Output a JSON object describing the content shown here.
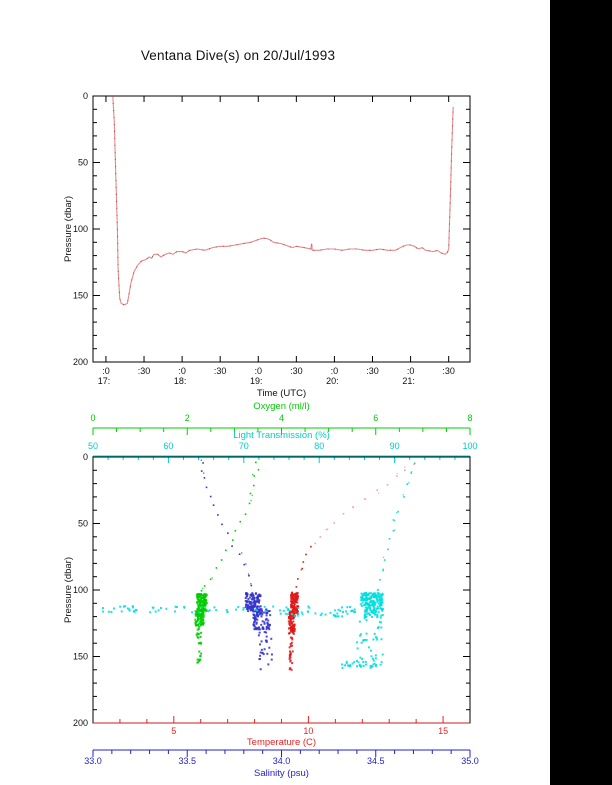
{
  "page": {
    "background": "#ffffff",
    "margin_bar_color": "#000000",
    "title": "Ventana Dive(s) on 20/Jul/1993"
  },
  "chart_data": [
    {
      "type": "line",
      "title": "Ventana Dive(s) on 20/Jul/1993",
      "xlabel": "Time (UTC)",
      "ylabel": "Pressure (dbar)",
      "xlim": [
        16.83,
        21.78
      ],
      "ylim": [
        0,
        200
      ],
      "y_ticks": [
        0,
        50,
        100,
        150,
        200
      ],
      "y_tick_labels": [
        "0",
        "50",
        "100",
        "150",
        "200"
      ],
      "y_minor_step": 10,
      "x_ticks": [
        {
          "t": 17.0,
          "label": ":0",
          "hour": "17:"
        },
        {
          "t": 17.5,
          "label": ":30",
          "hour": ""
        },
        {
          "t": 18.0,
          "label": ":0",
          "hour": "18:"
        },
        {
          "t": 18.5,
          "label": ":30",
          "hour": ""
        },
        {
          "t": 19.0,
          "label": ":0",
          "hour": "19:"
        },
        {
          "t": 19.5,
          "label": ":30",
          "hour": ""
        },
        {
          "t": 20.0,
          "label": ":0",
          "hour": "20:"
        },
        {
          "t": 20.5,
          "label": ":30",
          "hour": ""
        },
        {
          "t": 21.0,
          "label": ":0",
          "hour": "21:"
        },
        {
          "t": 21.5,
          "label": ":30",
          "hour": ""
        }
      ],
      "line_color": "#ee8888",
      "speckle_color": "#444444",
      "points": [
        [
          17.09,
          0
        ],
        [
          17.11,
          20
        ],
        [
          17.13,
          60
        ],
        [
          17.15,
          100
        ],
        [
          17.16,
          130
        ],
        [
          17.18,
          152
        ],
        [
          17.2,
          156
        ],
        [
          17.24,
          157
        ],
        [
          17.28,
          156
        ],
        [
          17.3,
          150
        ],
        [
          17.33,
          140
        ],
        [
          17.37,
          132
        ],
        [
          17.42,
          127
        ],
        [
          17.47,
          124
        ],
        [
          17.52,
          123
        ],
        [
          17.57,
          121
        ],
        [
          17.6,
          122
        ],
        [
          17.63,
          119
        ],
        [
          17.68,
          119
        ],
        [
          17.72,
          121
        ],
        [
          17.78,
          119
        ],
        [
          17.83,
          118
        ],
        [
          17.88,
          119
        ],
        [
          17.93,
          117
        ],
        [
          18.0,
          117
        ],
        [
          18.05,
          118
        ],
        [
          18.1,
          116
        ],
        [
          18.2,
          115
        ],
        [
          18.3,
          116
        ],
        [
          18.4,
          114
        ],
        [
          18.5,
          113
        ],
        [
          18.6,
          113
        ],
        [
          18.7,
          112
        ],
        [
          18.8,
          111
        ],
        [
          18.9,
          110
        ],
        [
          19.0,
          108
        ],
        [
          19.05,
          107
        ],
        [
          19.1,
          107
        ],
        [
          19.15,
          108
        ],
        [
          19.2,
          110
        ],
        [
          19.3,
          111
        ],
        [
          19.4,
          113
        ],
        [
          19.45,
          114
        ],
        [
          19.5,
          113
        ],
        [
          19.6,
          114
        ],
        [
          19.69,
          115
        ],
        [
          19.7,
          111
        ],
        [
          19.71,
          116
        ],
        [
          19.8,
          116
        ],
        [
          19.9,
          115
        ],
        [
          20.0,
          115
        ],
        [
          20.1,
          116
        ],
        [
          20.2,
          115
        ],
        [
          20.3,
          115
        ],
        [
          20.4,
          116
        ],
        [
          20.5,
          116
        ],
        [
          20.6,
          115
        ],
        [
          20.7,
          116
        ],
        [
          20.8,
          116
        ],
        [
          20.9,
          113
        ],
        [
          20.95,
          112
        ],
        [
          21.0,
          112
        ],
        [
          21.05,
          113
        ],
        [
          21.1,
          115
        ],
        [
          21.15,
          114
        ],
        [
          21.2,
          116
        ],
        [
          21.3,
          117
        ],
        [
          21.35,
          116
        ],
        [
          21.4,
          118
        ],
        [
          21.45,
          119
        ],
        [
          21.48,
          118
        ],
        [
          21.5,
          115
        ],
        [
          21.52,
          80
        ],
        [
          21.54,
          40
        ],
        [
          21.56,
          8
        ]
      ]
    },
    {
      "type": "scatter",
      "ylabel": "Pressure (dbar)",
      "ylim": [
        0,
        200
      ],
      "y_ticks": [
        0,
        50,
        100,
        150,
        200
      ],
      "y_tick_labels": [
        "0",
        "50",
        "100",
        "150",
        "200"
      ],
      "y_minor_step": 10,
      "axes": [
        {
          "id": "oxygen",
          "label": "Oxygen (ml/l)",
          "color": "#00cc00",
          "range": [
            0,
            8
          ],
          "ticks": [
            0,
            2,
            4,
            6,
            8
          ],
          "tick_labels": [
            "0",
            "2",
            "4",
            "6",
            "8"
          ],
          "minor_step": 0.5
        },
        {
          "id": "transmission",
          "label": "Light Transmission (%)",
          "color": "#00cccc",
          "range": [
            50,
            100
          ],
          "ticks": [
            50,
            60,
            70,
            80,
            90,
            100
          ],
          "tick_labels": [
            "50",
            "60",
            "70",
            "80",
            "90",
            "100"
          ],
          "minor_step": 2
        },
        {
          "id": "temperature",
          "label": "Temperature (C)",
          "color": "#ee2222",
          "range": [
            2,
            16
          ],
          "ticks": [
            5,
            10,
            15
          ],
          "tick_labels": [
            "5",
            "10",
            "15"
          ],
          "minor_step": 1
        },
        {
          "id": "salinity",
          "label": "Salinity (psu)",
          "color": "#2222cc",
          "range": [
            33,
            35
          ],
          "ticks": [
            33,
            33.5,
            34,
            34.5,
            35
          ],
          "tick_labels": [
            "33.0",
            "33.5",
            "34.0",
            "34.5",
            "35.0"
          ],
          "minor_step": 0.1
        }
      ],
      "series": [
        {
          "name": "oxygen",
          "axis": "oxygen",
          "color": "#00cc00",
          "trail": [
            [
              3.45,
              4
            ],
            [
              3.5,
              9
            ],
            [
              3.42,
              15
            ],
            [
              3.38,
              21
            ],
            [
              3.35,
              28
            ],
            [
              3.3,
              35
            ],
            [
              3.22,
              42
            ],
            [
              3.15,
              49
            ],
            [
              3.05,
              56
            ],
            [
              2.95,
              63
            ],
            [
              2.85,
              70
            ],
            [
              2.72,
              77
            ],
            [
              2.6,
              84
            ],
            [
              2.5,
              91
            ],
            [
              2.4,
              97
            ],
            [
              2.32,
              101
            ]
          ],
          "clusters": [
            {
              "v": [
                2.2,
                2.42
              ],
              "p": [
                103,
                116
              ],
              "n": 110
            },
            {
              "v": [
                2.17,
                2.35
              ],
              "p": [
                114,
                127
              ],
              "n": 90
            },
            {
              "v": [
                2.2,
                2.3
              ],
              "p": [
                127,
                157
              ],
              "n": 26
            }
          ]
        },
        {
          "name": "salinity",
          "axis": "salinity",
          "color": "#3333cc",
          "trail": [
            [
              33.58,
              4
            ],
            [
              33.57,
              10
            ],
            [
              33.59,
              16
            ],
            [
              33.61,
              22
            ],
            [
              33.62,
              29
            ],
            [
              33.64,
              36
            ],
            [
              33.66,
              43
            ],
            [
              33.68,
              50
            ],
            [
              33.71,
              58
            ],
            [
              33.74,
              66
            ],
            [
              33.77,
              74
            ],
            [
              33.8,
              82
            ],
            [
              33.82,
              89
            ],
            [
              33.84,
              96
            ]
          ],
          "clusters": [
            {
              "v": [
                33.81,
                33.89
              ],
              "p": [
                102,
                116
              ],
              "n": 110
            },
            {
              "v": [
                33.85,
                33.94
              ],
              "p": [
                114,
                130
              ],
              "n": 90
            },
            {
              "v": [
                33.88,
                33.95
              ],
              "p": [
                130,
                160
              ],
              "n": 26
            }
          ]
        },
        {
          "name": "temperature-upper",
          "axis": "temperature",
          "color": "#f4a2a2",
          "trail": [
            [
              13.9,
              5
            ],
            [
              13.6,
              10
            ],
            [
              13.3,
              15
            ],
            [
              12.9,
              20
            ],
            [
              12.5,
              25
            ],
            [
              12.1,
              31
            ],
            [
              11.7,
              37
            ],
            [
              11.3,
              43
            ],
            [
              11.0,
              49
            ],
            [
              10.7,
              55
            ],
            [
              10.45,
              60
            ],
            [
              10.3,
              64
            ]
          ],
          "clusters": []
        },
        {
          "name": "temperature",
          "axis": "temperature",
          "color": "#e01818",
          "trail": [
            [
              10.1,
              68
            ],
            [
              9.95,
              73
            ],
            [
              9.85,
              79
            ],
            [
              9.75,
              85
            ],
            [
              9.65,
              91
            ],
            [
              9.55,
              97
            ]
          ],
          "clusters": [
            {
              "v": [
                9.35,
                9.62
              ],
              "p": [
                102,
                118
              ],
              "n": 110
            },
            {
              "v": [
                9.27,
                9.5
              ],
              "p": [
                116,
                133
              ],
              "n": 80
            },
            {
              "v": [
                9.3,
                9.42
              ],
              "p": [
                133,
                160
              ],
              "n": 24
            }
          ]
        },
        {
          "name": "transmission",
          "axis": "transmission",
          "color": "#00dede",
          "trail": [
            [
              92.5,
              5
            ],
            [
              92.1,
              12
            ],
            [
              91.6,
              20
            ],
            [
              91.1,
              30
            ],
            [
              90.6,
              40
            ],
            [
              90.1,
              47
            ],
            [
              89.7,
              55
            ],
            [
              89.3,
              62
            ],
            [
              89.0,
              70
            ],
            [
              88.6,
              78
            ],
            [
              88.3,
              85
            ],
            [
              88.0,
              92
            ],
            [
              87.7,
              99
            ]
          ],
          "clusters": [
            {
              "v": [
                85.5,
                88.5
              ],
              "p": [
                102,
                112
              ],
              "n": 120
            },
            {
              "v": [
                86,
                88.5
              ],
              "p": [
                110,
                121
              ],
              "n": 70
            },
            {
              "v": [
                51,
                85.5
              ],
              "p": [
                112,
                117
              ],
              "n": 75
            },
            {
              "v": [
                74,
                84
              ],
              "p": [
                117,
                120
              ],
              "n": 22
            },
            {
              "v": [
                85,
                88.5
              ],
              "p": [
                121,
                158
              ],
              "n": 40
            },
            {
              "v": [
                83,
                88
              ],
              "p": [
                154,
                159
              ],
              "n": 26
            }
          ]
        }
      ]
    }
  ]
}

→ **What you should do**
State only the count of lines above that hold the string "title".

→ **Answer**
2